Stated problem → Output an exact reproduction of the data.
== Data provided ==
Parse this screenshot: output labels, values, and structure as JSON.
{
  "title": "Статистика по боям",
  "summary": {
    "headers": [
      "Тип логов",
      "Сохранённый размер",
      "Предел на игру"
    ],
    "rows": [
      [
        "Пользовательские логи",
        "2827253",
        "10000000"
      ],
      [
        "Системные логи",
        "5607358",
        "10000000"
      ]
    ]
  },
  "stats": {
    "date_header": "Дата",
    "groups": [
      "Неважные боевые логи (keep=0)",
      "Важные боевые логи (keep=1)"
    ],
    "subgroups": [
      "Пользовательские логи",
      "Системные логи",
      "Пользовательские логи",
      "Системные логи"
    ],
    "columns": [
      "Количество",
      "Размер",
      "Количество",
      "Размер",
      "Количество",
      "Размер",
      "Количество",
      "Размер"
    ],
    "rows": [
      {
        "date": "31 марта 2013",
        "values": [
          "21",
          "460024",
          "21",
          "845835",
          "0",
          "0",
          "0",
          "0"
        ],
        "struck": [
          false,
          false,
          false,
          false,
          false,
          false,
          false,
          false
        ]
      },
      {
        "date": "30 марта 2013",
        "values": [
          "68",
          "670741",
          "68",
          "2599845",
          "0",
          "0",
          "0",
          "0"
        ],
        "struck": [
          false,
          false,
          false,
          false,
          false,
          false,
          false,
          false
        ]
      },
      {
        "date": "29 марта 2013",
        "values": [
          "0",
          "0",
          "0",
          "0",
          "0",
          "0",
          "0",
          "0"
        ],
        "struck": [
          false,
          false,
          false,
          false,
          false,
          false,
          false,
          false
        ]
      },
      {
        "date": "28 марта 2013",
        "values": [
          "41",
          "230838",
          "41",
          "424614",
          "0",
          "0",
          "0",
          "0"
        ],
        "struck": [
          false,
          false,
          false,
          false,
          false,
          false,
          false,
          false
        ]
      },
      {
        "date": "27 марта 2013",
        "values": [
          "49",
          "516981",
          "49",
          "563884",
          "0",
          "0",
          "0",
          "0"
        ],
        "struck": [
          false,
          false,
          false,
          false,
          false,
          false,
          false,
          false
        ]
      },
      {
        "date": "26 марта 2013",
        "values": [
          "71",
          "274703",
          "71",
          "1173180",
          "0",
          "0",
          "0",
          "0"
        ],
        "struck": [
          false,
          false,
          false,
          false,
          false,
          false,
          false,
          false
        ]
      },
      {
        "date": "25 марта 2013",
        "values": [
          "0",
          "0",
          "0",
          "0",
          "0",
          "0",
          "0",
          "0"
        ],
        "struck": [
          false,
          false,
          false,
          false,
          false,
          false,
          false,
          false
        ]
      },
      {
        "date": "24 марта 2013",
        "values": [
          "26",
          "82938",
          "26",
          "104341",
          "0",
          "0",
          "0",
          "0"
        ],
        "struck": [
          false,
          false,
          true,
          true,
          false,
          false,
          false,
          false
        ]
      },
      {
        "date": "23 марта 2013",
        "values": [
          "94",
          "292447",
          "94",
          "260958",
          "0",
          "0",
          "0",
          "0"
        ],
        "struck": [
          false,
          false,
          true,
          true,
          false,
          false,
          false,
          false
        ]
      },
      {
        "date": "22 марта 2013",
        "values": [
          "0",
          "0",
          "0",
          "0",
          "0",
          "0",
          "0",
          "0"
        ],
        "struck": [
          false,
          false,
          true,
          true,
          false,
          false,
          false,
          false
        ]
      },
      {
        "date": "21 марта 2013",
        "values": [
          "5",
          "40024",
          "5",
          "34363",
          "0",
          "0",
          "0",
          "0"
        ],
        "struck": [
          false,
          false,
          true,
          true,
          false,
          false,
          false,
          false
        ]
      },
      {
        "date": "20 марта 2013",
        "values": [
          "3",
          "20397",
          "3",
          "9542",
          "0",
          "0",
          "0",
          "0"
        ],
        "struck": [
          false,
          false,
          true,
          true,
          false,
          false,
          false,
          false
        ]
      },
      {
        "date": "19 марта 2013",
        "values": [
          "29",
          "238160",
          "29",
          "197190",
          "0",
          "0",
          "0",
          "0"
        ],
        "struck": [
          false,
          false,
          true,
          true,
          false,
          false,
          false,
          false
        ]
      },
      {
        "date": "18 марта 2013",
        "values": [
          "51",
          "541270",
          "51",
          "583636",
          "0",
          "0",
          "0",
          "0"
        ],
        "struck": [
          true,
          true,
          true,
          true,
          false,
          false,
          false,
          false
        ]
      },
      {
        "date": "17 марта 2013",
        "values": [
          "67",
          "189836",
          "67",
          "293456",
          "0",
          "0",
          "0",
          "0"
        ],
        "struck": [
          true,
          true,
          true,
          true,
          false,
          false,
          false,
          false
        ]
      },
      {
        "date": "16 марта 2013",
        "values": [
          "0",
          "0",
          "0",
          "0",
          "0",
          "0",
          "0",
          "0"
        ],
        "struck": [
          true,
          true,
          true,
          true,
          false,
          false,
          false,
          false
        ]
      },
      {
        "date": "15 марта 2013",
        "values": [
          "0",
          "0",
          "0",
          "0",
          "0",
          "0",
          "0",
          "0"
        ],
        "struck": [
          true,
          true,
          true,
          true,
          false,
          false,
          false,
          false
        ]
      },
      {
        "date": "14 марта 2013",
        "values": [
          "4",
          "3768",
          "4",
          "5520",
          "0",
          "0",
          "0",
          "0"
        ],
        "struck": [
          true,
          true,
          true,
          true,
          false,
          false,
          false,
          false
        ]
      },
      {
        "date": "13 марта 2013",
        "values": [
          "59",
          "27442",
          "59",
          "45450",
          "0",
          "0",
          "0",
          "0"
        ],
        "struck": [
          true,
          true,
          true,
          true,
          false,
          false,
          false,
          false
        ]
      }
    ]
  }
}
===
Result of this task →
Parse this screenshot: output labels, values, and structure as JSON.
{
  "title": "Статистика по боям",
  "summary": {
    "headers": [
      "Тип логов",
      "Сохранённый размер",
      "Предел на игру"
    ],
    "rows": [
      [
        "Пользовательские логи",
        "2827253",
        "10000000"
      ],
      [
        "Системные логи",
        "5607358",
        "10000000"
      ]
    ]
  },
  "stats": {
    "date_header": "Дата",
    "groups": [
      "Неважные боевые логи (keep=0)",
      "Важные боевые логи (keep=1)"
    ],
    "subgroups": [
      "Пользовательские логи",
      "Системные логи",
      "Пользовательские логи",
      "Системные логи"
    ],
    "columns": [
      "Количество",
      "Размер",
      "Количество",
      "Размер",
      "Количество",
      "Размер",
      "Количество",
      "Размер"
    ],
    "rows": [
      {
        "date": "31 марта 2013",
        "values": [
          "21",
          "460024",
          "21",
          "845835",
          "0",
          "0",
          "0",
          "0"
        ],
        "struck": [
          false,
          false,
          false,
          false,
          false,
          false,
          false,
          false
        ]
      },
      {
        "date": "30 марта 2013",
        "values": [
          "68",
          "670741",
          "68",
          "2599845",
          "0",
          "0",
          "0",
          "0"
        ],
        "struck": [
          false,
          false,
          false,
          false,
          false,
          false,
          false,
          false
        ]
      },
      {
        "date": "29 марта 2013",
        "values": [
          "0",
          "0",
          "0",
          "0",
          "0",
          "0",
          "0",
          "0"
        ],
        "struck": [
          false,
          false,
          false,
          false,
          false,
          false,
          false,
          false
        ]
      },
      {
        "date": "28 марта 2013",
        "values": [
          "41",
          "230838",
          "41",
          "424614",
          "0",
          "0",
          "0",
          "0"
        ],
        "struck": [
          false,
          false,
          false,
          false,
          false,
          false,
          false,
          false
        ]
      },
      {
        "date": "27 марта 2013",
        "values": [
          "49",
          "516981",
          "49",
          "563884",
          "0",
          "0",
          "0",
          "0"
        ],
        "struck": [
          false,
          false,
          false,
          false,
          false,
          false,
          false,
          false
        ]
      },
      {
        "date": "26 марта 2013",
        "values": [
          "71",
          "274703",
          "71",
          "1173180",
          "0",
          "0",
          "0",
          "0"
        ],
        "struck": [
          false,
          false,
          false,
          false,
          false,
          false,
          false,
          false
        ]
      },
      {
        "date": "25 марта 2013",
        "values": [
          "0",
          "0",
          "0",
          "0",
          "0",
          "0",
          "0",
          "0"
        ],
        "struck": [
          false,
          false,
          false,
          false,
          false,
          false,
          false,
          false
        ]
      },
      {
        "date": "24 марта 2013",
        "values": [
          "26",
          "82938",
          "26",
          "104341",
          "0",
          "0",
          "0",
          "0"
        ],
        "struck": [
          false,
          false,
          true,
          true,
          false,
          false,
          false,
          false
        ]
      },
      {
        "date": "23 марта 2013",
        "values": [
          "94",
          "292447",
          "94",
          "260958",
          "0",
          "0",
          "0",
          "0"
        ],
        "struck": [
          false,
          false,
          true,
          true,
          false,
          false,
          false,
          false
        ]
      },
      {
        "date": "22 марта 2013",
        "values": [
          "0",
          "0",
          "0",
          "0",
          "0",
          "0",
          "0",
          "0"
        ],
        "struck": [
          false,
          false,
          true,
          true,
          false,
          false,
          false,
          false
        ]
      },
      {
        "date": "21 марта 2013",
        "values": [
          "5",
          "40024",
          "5",
          "34363",
          "0",
          "0",
          "0",
          "0"
        ],
        "struck": [
          false,
          false,
          true,
          true,
          false,
          false,
          false,
          false
        ]
      },
      {
        "date": "20 марта 2013",
        "values": [
          "3",
          "20397",
          "3",
          "9542",
          "0",
          "0",
          "0",
          "0"
        ],
        "struck": [
          false,
          false,
          true,
          true,
          false,
          false,
          false,
          false
        ]
      },
      {
        "date": "19 марта 2013",
        "values": [
          "29",
          "238160",
          "29",
          "197190",
          "0",
          "0",
          "0",
          "0"
        ],
        "struck": [
          false,
          false,
          true,
          true,
          false,
          false,
          false,
          false
        ]
      },
      {
        "date": "18 марта 2013",
        "values": [
          "51",
          "541270",
          "51",
          "583636",
          "0",
          "0",
          "0",
          "0"
        ],
        "struck": [
          true,
          true,
          true,
          true,
          false,
          false,
          false,
          false
        ]
      },
      {
        "date": "17 марта 2013",
        "values": [
          "67",
          "189836",
          "67",
          "293456",
          "0",
          "0",
          "0",
          "0"
        ],
        "struck": [
          true,
          true,
          true,
          true,
          false,
          false,
          false,
          false
        ]
      },
      {
        "date": "16 марта 2013",
        "values": [
          "0",
          "0",
          "0",
          "0",
          "0",
          "0",
          "0",
          "0"
        ],
        "struck": [
          true,
          true,
          true,
          true,
          false,
          false,
          false,
          false
        ]
      },
      {
        "date": "15 марта 2013",
        "values": [
          "0",
          "0",
          "0",
          "0",
          "0",
          "0",
          "0",
          "0"
        ],
        "struck": [
          true,
          true,
          true,
          true,
          false,
          false,
          false,
          false
        ]
      },
      {
        "date": "14 марта 2013",
        "values": [
          "4",
          "3768",
          "4",
          "5520",
          "0",
          "0",
          "0",
          "0"
        ],
        "struck": [
          true,
          true,
          true,
          true,
          false,
          false,
          false,
          false
        ]
      },
      {
        "date": "13 марта 2013",
        "values": [
          "59",
          "27442",
          "59",
          "45450",
          "0",
          "0",
          "0",
          "0"
        ],
        "struck": [
          true,
          true,
          true,
          true,
          false,
          false,
          false,
          false
        ]
      }
    ]
  }
}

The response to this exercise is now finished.